(Element and coordinate records)
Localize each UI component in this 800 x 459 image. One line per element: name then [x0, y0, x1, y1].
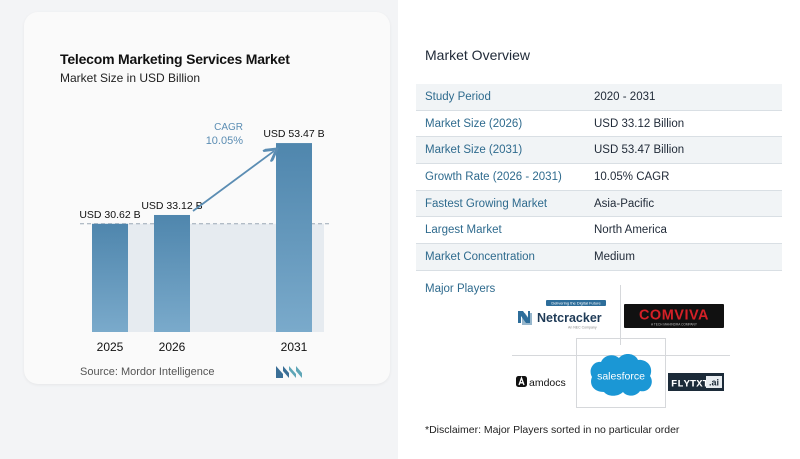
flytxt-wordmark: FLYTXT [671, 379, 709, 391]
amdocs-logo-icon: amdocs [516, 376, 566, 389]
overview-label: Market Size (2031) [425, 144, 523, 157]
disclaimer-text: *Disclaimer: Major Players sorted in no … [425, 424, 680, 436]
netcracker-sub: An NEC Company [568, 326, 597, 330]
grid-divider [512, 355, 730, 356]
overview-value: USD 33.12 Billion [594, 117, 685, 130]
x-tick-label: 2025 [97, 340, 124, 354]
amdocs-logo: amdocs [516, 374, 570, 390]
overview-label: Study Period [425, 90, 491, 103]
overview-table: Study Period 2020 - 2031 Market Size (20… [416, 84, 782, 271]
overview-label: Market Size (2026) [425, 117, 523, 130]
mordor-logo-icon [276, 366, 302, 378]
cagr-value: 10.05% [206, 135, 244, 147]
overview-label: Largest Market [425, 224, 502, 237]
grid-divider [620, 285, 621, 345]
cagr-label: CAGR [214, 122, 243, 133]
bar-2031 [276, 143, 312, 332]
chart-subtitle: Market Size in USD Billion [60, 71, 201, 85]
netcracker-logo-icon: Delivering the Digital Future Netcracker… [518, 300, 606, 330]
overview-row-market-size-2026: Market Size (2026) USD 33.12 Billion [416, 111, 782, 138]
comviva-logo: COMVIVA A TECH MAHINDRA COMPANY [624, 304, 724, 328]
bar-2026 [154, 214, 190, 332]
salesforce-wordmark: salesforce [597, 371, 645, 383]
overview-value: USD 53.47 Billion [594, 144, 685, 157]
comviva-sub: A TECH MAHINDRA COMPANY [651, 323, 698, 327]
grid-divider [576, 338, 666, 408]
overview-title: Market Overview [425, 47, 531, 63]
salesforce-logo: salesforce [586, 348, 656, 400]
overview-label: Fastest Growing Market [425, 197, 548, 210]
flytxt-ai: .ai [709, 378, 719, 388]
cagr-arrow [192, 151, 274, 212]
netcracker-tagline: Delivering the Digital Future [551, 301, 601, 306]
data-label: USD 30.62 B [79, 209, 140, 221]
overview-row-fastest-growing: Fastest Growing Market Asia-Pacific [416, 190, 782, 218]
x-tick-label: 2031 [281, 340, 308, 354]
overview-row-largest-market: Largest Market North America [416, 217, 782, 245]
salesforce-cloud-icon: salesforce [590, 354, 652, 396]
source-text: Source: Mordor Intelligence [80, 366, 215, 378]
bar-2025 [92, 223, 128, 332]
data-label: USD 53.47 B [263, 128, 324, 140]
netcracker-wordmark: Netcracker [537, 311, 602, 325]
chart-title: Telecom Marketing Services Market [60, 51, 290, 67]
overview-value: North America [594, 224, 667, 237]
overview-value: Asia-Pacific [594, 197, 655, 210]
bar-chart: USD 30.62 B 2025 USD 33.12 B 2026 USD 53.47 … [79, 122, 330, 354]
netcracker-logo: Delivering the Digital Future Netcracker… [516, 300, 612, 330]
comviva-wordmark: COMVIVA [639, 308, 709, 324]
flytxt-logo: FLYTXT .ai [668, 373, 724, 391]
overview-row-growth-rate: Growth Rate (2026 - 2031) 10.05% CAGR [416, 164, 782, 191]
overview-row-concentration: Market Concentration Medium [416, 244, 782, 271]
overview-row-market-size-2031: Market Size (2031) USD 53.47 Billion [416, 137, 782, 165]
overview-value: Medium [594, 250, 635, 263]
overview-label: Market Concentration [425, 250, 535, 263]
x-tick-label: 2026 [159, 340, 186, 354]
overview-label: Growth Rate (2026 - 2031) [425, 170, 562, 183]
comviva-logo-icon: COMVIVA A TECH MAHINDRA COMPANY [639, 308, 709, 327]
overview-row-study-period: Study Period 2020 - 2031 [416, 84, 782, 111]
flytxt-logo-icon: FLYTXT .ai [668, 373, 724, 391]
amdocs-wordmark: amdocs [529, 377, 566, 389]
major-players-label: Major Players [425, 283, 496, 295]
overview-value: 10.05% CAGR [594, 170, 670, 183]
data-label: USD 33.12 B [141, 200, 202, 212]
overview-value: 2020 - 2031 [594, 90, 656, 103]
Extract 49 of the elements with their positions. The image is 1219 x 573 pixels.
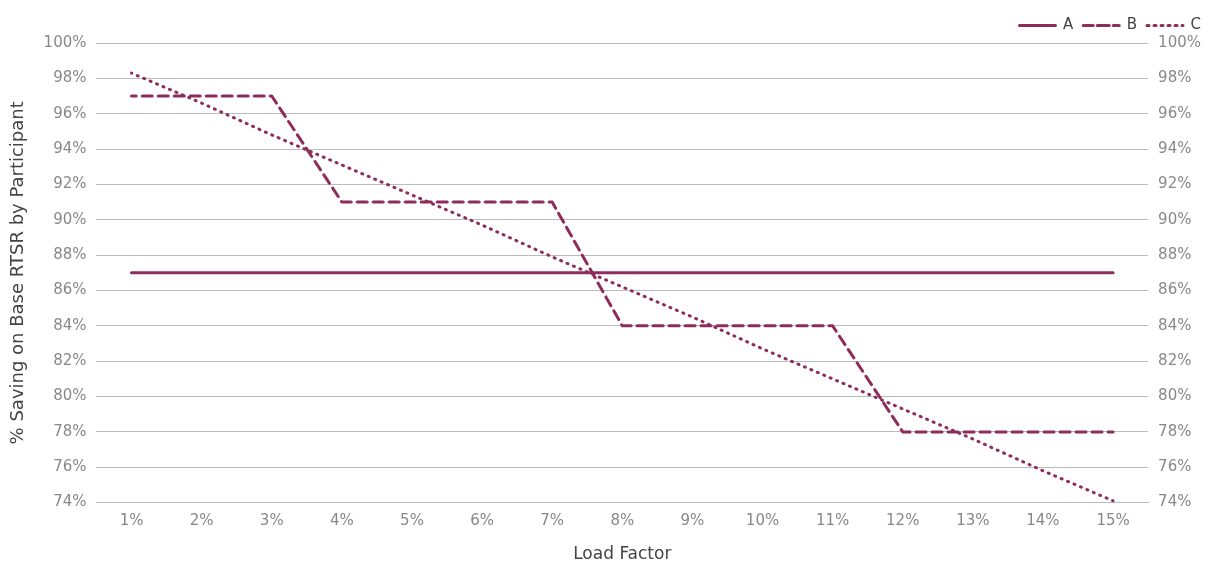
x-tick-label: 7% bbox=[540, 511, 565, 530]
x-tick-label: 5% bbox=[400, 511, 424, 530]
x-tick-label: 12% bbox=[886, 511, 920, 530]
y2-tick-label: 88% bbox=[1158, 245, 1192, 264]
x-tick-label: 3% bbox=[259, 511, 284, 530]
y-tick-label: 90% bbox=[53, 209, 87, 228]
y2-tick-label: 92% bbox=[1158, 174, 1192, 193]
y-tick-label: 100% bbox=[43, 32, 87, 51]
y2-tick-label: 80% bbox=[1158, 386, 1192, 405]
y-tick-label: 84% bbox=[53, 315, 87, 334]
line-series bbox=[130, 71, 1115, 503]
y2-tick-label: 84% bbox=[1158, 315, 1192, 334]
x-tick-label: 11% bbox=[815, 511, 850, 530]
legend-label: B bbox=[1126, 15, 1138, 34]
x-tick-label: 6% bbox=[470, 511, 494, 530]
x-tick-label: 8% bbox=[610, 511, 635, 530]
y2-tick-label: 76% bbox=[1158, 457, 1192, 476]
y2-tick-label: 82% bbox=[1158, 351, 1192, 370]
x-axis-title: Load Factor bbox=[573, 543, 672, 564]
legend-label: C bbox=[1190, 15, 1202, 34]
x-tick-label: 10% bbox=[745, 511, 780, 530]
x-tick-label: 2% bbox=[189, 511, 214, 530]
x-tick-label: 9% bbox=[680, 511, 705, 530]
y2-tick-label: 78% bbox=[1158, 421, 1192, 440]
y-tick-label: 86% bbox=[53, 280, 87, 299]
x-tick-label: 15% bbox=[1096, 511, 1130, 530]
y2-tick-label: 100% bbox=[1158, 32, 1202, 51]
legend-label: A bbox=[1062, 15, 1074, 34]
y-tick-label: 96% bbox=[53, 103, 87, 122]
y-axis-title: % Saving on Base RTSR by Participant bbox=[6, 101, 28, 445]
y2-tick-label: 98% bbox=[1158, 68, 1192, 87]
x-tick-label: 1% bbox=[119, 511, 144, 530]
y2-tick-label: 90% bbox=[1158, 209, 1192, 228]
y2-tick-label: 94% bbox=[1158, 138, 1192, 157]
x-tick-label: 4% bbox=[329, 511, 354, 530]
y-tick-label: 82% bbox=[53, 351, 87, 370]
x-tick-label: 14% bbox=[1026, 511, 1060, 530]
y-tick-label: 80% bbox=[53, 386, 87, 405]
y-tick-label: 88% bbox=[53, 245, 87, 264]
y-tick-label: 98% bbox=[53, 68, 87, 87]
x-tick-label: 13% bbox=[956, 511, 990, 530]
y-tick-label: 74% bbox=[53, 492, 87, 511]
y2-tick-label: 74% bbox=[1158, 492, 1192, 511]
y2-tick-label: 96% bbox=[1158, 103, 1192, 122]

= Direction =
Copy every line of the records above word for word, covering all of them. Omit the pictures from your answer.

= Solution to the problem =
Localize each UI component in this 800 x 459 image. One line per element: name then [x0, y0, x1, y1].
flytxt-wordmark: FLYTXT [671, 379, 709, 391]
amdocs-logo-icon: amdocs [516, 376, 566, 389]
overview-label: Market Size (2031) [425, 144, 523, 157]
disclaimer-text: *Disclaimer: Major Players sorted in no … [425, 424, 680, 436]
netcracker-sub: An NEC Company [568, 326, 597, 330]
grid-divider [512, 355, 730, 356]
overview-value: USD 33.12 Billion [594, 117, 685, 130]
x-tick-label: 2025 [97, 340, 124, 354]
amdocs-logo: amdocs [516, 374, 570, 390]
overview-label: Study Period [425, 90, 491, 103]
overview-table: Study Period 2020 - 2031 Market Size (20… [416, 84, 782, 271]
overview-label: Market Size (2026) [425, 117, 523, 130]
mordor-logo-icon [276, 366, 302, 378]
cagr-value: 10.05% [206, 135, 244, 147]
overview-label: Largest Market [425, 224, 502, 237]
grid-divider [620, 285, 621, 345]
cagr-label: CAGR [214, 122, 243, 133]
bar-2031 [276, 143, 312, 332]
chart-subtitle: Market Size in USD Billion [60, 71, 201, 85]
netcracker-logo-icon: Delivering the Digital Future Netcracker… [518, 300, 606, 330]
overview-row-market-size-2026: Market Size (2026) USD 33.12 Billion [416, 111, 782, 138]
comviva-logo: COMVIVA A TECH MAHINDRA COMPANY [624, 304, 724, 328]
bar-2026 [154, 214, 190, 332]
salesforce-wordmark: salesforce [597, 371, 645, 383]
overview-value: USD 53.47 Billion [594, 144, 685, 157]
comviva-sub: A TECH MAHINDRA COMPANY [651, 323, 698, 327]
grid-divider [576, 338, 666, 408]
overview-title: Market Overview [425, 47, 531, 63]
salesforce-logo: salesforce [586, 348, 656, 400]
overview-label: Fastest Growing Market [425, 197, 548, 210]
flytxt-ai: .ai [709, 378, 719, 388]
cagr-arrow [192, 151, 274, 212]
netcracker-tagline: Delivering the Digital Future [551, 301, 601, 306]
data-label: USD 30.62 B [79, 209, 140, 221]
overview-row-fastest-growing: Fastest Growing Market Asia-Pacific [416, 190, 782, 218]
x-tick-label: 2031 [281, 340, 308, 354]
overview-row-largest-market: Largest Market North America [416, 217, 782, 245]
salesforce-cloud-icon: salesforce [590, 354, 652, 396]
source-text: Source: Mordor Intelligence [80, 366, 215, 378]
bar-2025 [92, 223, 128, 332]
data-label: USD 53.47 B [263, 128, 324, 140]
netcracker-wordmark: Netcracker [537, 311, 602, 325]
chart-title: Telecom Marketing Services Market [60, 51, 290, 67]
overview-value: North America [594, 224, 667, 237]
overview-value: Asia-Pacific [594, 197, 655, 210]
bar-chart: USD 30.62 B 2025 USD 33.12 B 2026 USD 53.47 … [79, 122, 330, 354]
netcracker-logo: Delivering the Digital Future Netcracker… [516, 300, 612, 330]
comviva-wordmark: COMVIVA [639, 308, 709, 324]
flytxt-logo: FLYTXT .ai [668, 373, 724, 391]
overview-row-growth-rate: Growth Rate (2026 - 2031) 10.05% CAGR [416, 164, 782, 191]
overview-row-concentration: Market Concentration Medium [416, 244, 782, 271]
overview-row-market-size-2031: Market Size (2031) USD 53.47 Billion [416, 137, 782, 165]
overview-value: Medium [594, 250, 635, 263]
overview-label: Market Concentration [425, 250, 535, 263]
x-tick-label: 2026 [159, 340, 186, 354]
overview-label: Growth Rate (2026 - 2031) [425, 170, 562, 183]
comviva-logo-icon: COMVIVA A TECH MAHINDRA COMPANY [639, 308, 709, 327]
overview-row-study-period: Study Period 2020 - 2031 [416, 84, 782, 111]
flytxt-logo-icon: FLYTXT .ai [668, 373, 724, 391]
amdocs-wordmark: amdocs [529, 377, 566, 389]
major-players-label: Major Players [425, 283, 496, 295]
overview-value: 10.05% CAGR [594, 170, 670, 183]
data-label: USD 33.12 B [141, 200, 202, 212]
overview-value: 2020 - 2031 [594, 90, 656, 103]
Extract 49 of the elements with their positions. The image is 1219 x 573 pixels.
x-tick-label: 7% bbox=[540, 511, 565, 530]
x-tick-label: 5% bbox=[400, 511, 424, 530]
x-tick-label: 12% bbox=[886, 511, 920, 530]
y2-tick-label: 88% bbox=[1158, 245, 1192, 264]
x-tick-label: 3% bbox=[259, 511, 284, 530]
y-tick-label: 90% bbox=[53, 209, 87, 228]
y2-tick-label: 92% bbox=[1158, 174, 1192, 193]
y-tick-label: 100% bbox=[43, 32, 87, 51]
y2-tick-label: 80% bbox=[1158, 386, 1192, 405]
y-tick-label: 84% bbox=[53, 315, 87, 334]
line-series bbox=[130, 71, 1115, 503]
y2-tick-label: 84% bbox=[1158, 315, 1192, 334]
x-tick-label: 11% bbox=[815, 511, 850, 530]
legend-label: B bbox=[1126, 15, 1138, 34]
x-tick-label: 6% bbox=[470, 511, 494, 530]
x-tick-label: 8% bbox=[610, 511, 635, 530]
y2-tick-label: 76% bbox=[1158, 457, 1192, 476]
y2-tick-label: 82% bbox=[1158, 351, 1192, 370]
x-axis-title: Load Factor bbox=[573, 543, 672, 564]
legend-label: C bbox=[1190, 15, 1202, 34]
x-tick-label: 10% bbox=[745, 511, 780, 530]
x-tick-label: 2% bbox=[189, 511, 214, 530]
x-tick-label: 9% bbox=[680, 511, 705, 530]
y2-tick-label: 78% bbox=[1158, 421, 1192, 440]
y-tick-label: 86% bbox=[53, 280, 87, 299]
x-tick-label: 15% bbox=[1096, 511, 1130, 530]
y2-tick-label: 100% bbox=[1158, 32, 1202, 51]
legend-label: A bbox=[1062, 15, 1074, 34]
y-tick-label: 96% bbox=[53, 103, 87, 122]
y-axis-title: % Saving on Base RTSR by Participant bbox=[6, 101, 28, 445]
y2-tick-label: 98% bbox=[1158, 68, 1192, 87]
x-tick-label: 1% bbox=[119, 511, 144, 530]
y2-tick-label: 90% bbox=[1158, 209, 1192, 228]
y2-tick-label: 94% bbox=[1158, 138, 1192, 157]
x-tick-label: 4% bbox=[329, 511, 354, 530]
y-tick-label: 82% bbox=[53, 351, 87, 370]
x-tick-label: 14% bbox=[1026, 511, 1060, 530]
y-tick-label: 80% bbox=[53, 386, 87, 405]
y-tick-label: 88% bbox=[53, 245, 87, 264]
y-tick-label: 98% bbox=[53, 68, 87, 87]
x-tick-label: 13% bbox=[956, 511, 990, 530]
y-tick-label: 74% bbox=[53, 492, 87, 511]
y2-tick-label: 74% bbox=[1158, 492, 1192, 511]
y2-tick-label: 96% bbox=[1158, 103, 1192, 122]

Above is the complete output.